[What you have to do]: The records below need retyping in full; give them again exactly.

_ _ _ _

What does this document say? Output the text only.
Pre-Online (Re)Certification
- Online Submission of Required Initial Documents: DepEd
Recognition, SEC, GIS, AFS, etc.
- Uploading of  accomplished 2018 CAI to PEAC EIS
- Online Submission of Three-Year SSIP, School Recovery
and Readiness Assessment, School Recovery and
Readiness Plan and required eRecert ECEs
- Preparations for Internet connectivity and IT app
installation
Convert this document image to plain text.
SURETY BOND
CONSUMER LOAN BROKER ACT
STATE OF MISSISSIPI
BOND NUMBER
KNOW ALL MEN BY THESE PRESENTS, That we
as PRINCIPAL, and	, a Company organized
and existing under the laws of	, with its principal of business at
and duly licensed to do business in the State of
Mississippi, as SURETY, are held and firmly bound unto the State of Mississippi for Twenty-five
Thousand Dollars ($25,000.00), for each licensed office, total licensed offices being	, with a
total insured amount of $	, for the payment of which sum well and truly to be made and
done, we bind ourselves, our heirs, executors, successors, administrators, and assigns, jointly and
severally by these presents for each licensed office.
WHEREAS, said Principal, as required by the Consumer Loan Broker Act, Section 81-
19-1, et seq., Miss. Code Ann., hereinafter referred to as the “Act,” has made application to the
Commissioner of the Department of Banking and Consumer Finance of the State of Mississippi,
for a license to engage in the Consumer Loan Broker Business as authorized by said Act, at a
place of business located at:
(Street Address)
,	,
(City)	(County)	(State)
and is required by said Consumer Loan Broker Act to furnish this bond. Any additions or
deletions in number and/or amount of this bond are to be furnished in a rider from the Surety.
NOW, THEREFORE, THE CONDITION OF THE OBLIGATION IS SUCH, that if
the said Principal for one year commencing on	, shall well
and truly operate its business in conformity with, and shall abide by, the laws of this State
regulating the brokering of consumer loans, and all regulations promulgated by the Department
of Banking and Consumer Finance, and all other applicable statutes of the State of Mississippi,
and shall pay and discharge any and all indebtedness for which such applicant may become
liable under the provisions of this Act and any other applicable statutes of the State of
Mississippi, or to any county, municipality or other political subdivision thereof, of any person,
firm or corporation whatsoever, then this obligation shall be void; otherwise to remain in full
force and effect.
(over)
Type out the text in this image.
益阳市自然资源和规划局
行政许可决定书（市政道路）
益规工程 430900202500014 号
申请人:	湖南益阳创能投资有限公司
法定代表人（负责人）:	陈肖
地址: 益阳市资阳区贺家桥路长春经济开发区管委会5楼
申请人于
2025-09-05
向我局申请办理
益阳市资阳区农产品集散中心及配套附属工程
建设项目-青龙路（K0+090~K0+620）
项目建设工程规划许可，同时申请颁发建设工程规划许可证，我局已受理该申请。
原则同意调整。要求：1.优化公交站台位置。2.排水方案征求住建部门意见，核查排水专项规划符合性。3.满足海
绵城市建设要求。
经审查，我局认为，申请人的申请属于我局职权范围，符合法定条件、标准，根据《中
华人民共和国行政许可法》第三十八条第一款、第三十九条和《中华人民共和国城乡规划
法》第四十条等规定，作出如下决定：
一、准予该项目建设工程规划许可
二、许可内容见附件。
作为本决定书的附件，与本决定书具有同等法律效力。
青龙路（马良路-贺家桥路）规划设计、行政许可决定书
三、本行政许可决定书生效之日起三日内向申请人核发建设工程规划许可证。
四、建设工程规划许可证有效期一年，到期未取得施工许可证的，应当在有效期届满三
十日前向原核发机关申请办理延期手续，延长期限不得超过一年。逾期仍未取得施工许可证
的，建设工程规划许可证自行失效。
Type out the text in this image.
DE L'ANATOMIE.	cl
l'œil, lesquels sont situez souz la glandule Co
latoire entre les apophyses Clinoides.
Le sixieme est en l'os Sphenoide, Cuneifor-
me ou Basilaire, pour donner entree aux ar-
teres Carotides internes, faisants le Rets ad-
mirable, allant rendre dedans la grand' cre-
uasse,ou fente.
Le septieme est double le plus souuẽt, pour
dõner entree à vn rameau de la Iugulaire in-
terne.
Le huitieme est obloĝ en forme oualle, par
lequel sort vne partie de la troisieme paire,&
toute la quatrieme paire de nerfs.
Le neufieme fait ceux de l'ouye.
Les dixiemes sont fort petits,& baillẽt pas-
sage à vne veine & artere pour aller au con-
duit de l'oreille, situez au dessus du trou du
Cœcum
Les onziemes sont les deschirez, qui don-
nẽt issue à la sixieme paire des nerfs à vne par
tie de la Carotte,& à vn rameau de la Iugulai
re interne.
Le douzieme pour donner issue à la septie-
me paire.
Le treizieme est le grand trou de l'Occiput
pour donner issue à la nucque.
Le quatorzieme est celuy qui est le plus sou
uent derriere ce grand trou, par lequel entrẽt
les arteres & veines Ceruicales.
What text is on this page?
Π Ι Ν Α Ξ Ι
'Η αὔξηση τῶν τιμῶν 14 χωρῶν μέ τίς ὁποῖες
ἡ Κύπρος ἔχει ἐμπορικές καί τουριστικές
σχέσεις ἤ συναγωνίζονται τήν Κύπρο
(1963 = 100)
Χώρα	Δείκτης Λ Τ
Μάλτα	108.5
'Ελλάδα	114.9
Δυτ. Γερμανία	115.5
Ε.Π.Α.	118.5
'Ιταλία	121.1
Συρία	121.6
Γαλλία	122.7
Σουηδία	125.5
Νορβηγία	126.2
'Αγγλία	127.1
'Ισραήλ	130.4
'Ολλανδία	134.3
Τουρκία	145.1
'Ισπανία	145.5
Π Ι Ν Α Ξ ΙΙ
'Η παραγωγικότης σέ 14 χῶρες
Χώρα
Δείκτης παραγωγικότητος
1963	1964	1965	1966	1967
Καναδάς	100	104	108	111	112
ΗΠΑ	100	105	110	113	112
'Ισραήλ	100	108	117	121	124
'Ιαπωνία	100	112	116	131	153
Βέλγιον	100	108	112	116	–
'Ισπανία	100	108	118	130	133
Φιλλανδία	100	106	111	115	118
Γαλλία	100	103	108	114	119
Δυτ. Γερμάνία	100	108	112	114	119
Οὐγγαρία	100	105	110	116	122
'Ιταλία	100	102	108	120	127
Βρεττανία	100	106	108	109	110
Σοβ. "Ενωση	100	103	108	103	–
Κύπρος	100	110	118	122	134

_ _ _ _

[Exercise output]:
What does this document say? Output the text only.
Pre-Online (Re)Certification
- Online Submission of Required Initial Documents: DepEd
Recognition, SEC, GIS, AFS, etc.
- Uploading of  accomplished 2018 CAI to PEAC EIS
- Online Submission of Three-Year SSIP, School Recovery
and Readiness Assessment, School Recovery and
Readiness Plan and required eRecert ECEs
- Preparations for Internet connectivity and IT app
installation
Convert this document image to plain text.
SURETY BOND
CONSUMER LOAN BROKER ACT
STATE OF MISSISSIPI
BOND NUMBER
KNOW ALL MEN BY THESE PRESENTS, That we
as PRINCIPAL, and	, a Company organized
and existing under the laws of	, with its principal of business at
and duly licensed to do business in the State of
Mississippi, as SURETY, are held and firmly bound unto the State of Mississippi for Twenty-five
Thousand Dollars ($25,000.00), for each licensed office, total licensed offices being	, with a
total insured amount of $	, for the payment of which sum well and truly to be made and
done, we bind ourselves, our heirs, executors, successors, administrators, and assigns, jointly and
severally by these presents for each licensed office.
WHEREAS, said Principal, as required by the Consumer Loan Broker Act, Section 81-
19-1, et seq., Miss. Code Ann., hereinafter referred to as the “Act,” has made application to the
Commissioner of the Department of Banking and Consumer Finance of the State of Mississippi,
for a license to engage in the Consumer Loan Broker Business as authorized by said Act, at a
place of business located at:
(Street Address)
,	,
(City)	(County)	(State)
and is required by said Consumer Loan Broker Act to furnish this bond. Any additions or
deletions in number and/or amount of this bond are to be furnished in a rider from the Surety.
NOW, THEREFORE, THE CONDITION OF THE OBLIGATION IS SUCH, that if
the said Principal for one year commencing on	, shall well
and truly operate its business in conformity with, and shall abide by, the laws of this State
regulating the brokering of consumer loans, and all regulations promulgated by the Department
of Banking and Consumer Finance, and all other applicable statutes of the State of Mississippi,
and shall pay and discharge any and all indebtedness for which such applicant may become
liable under the provisions of this Act and any other applicable statutes of the State of
Mississippi, or to any county, municipality or other political subdivision thereof, of any person,
firm or corporation whatsoever, then this obligation shall be void; otherwise to remain in full
force and effect.
(over)
Type out the text in this image.
益阳市自然资源和规划局
行政许可决定书（市政道路）
益规工程 430900202500014 号
申请人:	湖南益阳创能投资有限公司
法定代表人（负责人）:	陈肖
地址: 益阳市资阳区贺家桥路长春经济开发区管委会5楼
申请人于
2025-09-05
向我局申请办理
益阳市资阳区农产品集散中心及配套附属工程
建设项目-青龙路（K0+090~K0+620）
项目建设工程规划许可，同时申请颁发建设工程规划许可证，我局已受理该申请。
原则同意调整。要求：1.优化公交站台位置。2.排水方案征求住建部门意见，核查排水专项规划符合性。3.满足海
绵城市建设要求。
经审查，我局认为，申请人的申请属于我局职权范围，符合法定条件、标准，根据《中
华人民共和国行政许可法》第三十八条第一款、第三十九条和《中华人民共和国城乡规划
法》第四十条等规定，作出如下决定：
一、准予该项目建设工程规划许可
二、许可内容见附件。
作为本决定书的附件，与本决定书具有同等法律效力。
青龙路（马良路-贺家桥路）规划设计、行政许可决定书
三、本行政许可决定书生效之日起三日内向申请人核发建设工程规划许可证。
四、建设工程规划许可证有效期一年，到期未取得施工许可证的，应当在有效期届满三
十日前向原核发机关申请办理延期手续，延长期限不得超过一年。逾期仍未取得施工许可证
的，建设工程规划许可证自行失效。
Type out the text in this image.
DE L'ANATOMIE.	cl
l'œil, lesquels sont situez souz la glandule Co
latoire entre les apophyses Clinoides.
Le sixieme est en l'os Sphenoide, Cuneifor-
me ou Basilaire, pour donner entree aux ar-
teres Carotides internes, faisants le Rets ad-
mirable, allant rendre dedans la grand' cre-
uasse,ou fente.
Le septieme est double le plus souuẽt, pour
dõner entree à vn rameau de la Iugulaire in-
terne.
Le huitieme est obloĝ en forme oualle, par
lequel sort vne partie de la troisieme paire,&
toute la quatrieme paire de nerfs.
Le neufieme fait ceux de l'ouye.
Les dixiemes sont fort petits,& baillẽt pas-
sage à vne veine & artere pour aller au con-
duit de l'oreille, situez au dessus du trou du
Cœcum
Les onziemes sont les deschirez, qui don-
nẽt issue à la sixieme paire des nerfs à vne par
tie de la Carotte,& à vn rameau de la Iugulai
re interne.
Le douzieme pour donner issue à la septie-
me paire.
Le treizieme est le grand trou de l'Occiput
pour donner issue à la nucque.
Le quatorzieme est celuy qui est le plus sou
uent derriere ce grand trou, par lequel entrẽt
les arteres & veines Ceruicales.
What text is on this page?
Π Ι Ν Α Ξ Ι
'Η αὔξηση τῶν τιμῶν 14 χωρῶν μέ τίς ὁποῖες
ἡ Κύπρος ἔχει ἐμπορικές καί τουριστικές
σχέσεις ἤ συναγωνίζονται τήν Κύπρο
(1963 = 100)
Χώρα	Δείκτης Λ Τ
Μάλτα	108.5
'Ελλάδα	114.9
Δυτ. Γερμανία	115.5
Ε.Π.Α.	118.5
'Ιταλία	121.1
Συρία	121.6
Γαλλία	122.7
Σουηδία	125.5
Νορβηγία	126.2
'Αγγλία	127.1
'Ισραήλ	130.4
'Ολλανδία	134.3
Τουρκία	145.1
'Ισπανία	145.5
Π Ι Ν Α Ξ ΙΙ
'Η παραγωγικότης σέ 14 χῶρες
Χώρα
Δείκτης παραγωγικότητος
1963	1964	1965	1966	1967
Καναδάς	100	104	108	111	112
ΗΠΑ	100	105	110	113	112
'Ισραήλ	100	108	117	121	124
'Ιαπωνία	100	112	116	131	153
Βέλγιον	100	108	112	116	–
'Ισπανία	100	108	118	130	133
Φιλλανδία	100	106	111	115	118
Γαλλία	100	103	108	114	119
Δυτ. Γερμάνία	100	108	112	114	119
Οὐγγαρία	100	105	110	116	122
'Ιταλία	100	102	108	120	127
Βρεττανία	100	106	108	109	110
Σοβ. "Ενωση	100	103	108	103	–
Κύπρος	100	110	118	122	134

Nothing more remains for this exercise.